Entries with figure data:
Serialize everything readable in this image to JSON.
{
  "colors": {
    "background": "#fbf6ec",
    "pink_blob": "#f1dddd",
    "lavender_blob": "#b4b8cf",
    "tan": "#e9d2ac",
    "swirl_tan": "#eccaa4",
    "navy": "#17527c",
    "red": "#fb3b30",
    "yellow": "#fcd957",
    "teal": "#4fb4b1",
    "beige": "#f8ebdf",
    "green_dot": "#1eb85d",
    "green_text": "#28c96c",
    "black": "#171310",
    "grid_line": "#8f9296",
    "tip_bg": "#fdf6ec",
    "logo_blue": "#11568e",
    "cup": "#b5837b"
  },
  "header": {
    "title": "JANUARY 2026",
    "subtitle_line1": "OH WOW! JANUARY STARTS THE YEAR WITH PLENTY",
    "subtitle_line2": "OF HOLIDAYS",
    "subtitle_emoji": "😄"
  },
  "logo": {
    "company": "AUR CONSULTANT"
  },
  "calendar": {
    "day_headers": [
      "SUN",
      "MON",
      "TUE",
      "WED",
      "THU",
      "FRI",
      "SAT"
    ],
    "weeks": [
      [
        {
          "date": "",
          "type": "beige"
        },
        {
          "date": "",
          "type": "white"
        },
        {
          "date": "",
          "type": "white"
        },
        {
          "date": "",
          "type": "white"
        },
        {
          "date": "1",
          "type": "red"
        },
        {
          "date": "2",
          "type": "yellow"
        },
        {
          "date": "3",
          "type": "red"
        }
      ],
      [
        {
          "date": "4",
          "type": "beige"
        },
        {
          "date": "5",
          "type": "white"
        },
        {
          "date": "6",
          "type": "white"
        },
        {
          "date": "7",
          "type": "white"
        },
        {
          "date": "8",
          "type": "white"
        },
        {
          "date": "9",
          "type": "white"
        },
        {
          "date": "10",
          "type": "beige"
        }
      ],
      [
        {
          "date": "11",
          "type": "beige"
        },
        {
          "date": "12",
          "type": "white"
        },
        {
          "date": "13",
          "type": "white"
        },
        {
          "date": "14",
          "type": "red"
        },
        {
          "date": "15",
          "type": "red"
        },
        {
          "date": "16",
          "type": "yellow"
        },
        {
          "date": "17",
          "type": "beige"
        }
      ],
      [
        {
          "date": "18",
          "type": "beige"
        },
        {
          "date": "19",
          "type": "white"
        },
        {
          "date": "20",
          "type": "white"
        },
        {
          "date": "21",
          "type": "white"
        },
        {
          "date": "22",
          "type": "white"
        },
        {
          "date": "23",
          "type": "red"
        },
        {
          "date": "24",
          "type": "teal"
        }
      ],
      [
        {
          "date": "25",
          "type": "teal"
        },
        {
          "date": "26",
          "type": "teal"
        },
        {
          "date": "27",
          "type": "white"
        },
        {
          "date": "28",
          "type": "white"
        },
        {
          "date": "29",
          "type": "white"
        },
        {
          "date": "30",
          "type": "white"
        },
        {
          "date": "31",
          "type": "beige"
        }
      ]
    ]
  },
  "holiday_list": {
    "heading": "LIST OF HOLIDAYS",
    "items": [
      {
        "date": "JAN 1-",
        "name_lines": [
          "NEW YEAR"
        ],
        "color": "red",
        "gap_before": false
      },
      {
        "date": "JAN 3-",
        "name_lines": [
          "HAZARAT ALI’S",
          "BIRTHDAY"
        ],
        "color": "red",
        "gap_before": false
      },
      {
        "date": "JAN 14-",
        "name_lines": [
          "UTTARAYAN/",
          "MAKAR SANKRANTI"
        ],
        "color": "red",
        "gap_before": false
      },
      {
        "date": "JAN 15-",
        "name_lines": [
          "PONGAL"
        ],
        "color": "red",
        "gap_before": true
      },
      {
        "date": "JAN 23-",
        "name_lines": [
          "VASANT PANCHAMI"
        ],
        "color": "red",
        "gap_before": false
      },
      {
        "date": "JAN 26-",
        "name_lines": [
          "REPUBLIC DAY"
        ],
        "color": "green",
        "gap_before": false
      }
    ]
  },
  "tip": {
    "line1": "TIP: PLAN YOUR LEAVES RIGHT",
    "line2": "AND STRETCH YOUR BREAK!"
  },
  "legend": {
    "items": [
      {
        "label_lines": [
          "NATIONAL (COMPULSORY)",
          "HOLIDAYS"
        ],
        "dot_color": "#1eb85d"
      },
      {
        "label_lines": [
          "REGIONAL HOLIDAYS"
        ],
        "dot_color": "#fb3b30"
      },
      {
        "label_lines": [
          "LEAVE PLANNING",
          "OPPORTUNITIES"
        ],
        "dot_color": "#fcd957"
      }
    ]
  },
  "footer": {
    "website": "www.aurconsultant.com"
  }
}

- [What is being asked]: Go through the records above and retype each one exactly.

- [Answer to the task]:
Serialize everything readable in this image to JSON.
{
  "colors": {
    "background": "#fbf6ec",
    "pink_blob": "#f1dddd",
    "lavender_blob": "#b4b8cf",
    "tan": "#e9d2ac",
    "swirl_tan": "#eccaa4",
    "navy": "#17527c",
    "red": "#fb3b30",
    "yellow": "#fcd957",
    "teal": "#4fb4b1",
    "beige": "#f8ebdf",
    "green_dot": "#1eb85d",
    "green_text": "#28c96c",
    "black": "#171310",
    "grid_line": "#8f9296",
    "tip_bg": "#fdf6ec",
    "logo_blue": "#11568e",
    "cup": "#b5837b"
  },
  "header": {
    "title": "JANUARY 2026",
    "subtitle_line1": "OH WOW! JANUARY STARTS THE YEAR WITH PLENTY",
    "subtitle_line2": "OF HOLIDAYS",
    "subtitle_emoji": "😄"
  },
  "logo": {
    "company": "AUR CONSULTANT"
  },
  "calendar": {
    "day_headers": [
      "SUN",
      "MON",
      "TUE",
      "WED",
      "THU",
      "FRI",
      "SAT"
    ],
    "weeks": [
      [
        {
          "date": "",
          "type": "beige"
        },
        {
          "date": "",
          "type": "white"
        },
        {
          "date": "",
          "type": "white"
        },
        {
          "date": "",
          "type": "white"
        },
        {
          "date": "1",
          "type": "red"
        },
        {
          "date": "2",
          "type": "yellow"
        },
        {
          "date": "3",
          "type": "red"
        }
      ],
      [
        {
          "date": "4",
          "type": "beige"
        },
        {
          "date": "5",
          "type": "white"
        },
        {
          "date": "6",
          "type": "white"
        },
        {
          "date": "7",
          "type": "white"
        },
        {
          "date": "8",
          "type": "white"
        },
        {
          "date": "9",
          "type": "white"
        },
        {
          "date": "10",
          "type": "beige"
        }
      ],
      [
        {
          "date": "11",
          "type": "beige"
        },
        {
          "date": "12",
          "type": "white"
        },
        {
          "date": "13",
          "type": "white"
        },
        {
          "date": "14",
          "type": "red"
        },
        {
          "date": "15",
          "type": "red"
        },
        {
          "date": "16",
          "type": "yellow"
        },
        {
          "date": "17",
          "type": "beige"
        }
      ],
      [
        {
          "date": "18",
          "type": "beige"
        },
        {
          "date": "19",
          "type": "white"
        },
        {
          "date": "20",
          "type": "white"
        },
        {
          "date": "21",
          "type": "white"
        },
        {
          "date": "22",
          "type": "white"
        },
        {
          "date": "23",
          "type": "red"
        },
        {
          "date": "24",
          "type": "teal"
        }
      ],
      [
        {
          "date": "25",
          "type": "teal"
        },
        {
          "date": "26",
          "type": "teal"
        },
        {
          "date": "27",
          "type": "white"
        },
        {
          "date": "28",
          "type": "white"
        },
        {
          "date": "29",
          "type": "white"
        },
        {
          "date": "30",
          "type": "white"
        },
        {
          "date": "31",
          "type": "beige"
        }
      ]
    ]
  },
  "holiday_list": {
    "heading": "LIST OF HOLIDAYS",
    "items": [
      {
        "date": "JAN 1-",
        "name_lines": [
          "NEW YEAR"
        ],
        "color": "red",
        "gap_before": false
      },
      {
        "date": "JAN 3-",
        "name_lines": [
          "HAZARAT ALI’S",
          "BIRTHDAY"
        ],
        "color": "red",
        "gap_before": false
      },
      {
        "date": "JAN 14-",
        "name_lines": [
          "UTTARAYAN/",
          "MAKAR SANKRANTI"
        ],
        "color": "red",
        "gap_before": false
      },
      {
        "date": "JAN 15-",
        "name_lines": [
          "PONGAL"
        ],
        "color": "red",
        "gap_before": true
      },
      {
        "date": "JAN 23-",
        "name_lines": [
          "VASANT PANCHAMI"
        ],
        "color": "red",
        "gap_before": false
      },
      {
        "date": "JAN 26-",
        "name_lines": [
          "REPUBLIC DAY"
        ],
        "color": "green",
        "gap_before": false
      }
    ]
  },
  "tip": {
    "line1": "TIP: PLAN YOUR LEAVES RIGHT",
    "line2": "AND STRETCH YOUR BREAK!"
  },
  "legend": {
    "items": [
      {
        "label_lines": [
          "NATIONAL (COMPULSORY)",
          "HOLIDAYS"
        ],
        "dot_color": "#1eb85d"
      },
      {
        "label_lines": [
          "REGIONAL HOLIDAYS"
        ],
        "dot_color": "#fb3b30"
      },
      {
        "label_lines": [
          "LEAVE PLANNING",
          "OPPORTUNITIES"
        ],
        "dot_color": "#fcd957"
      }
    ]
  },
  "footer": {
    "website": "www.aurconsultant.com"
  }
}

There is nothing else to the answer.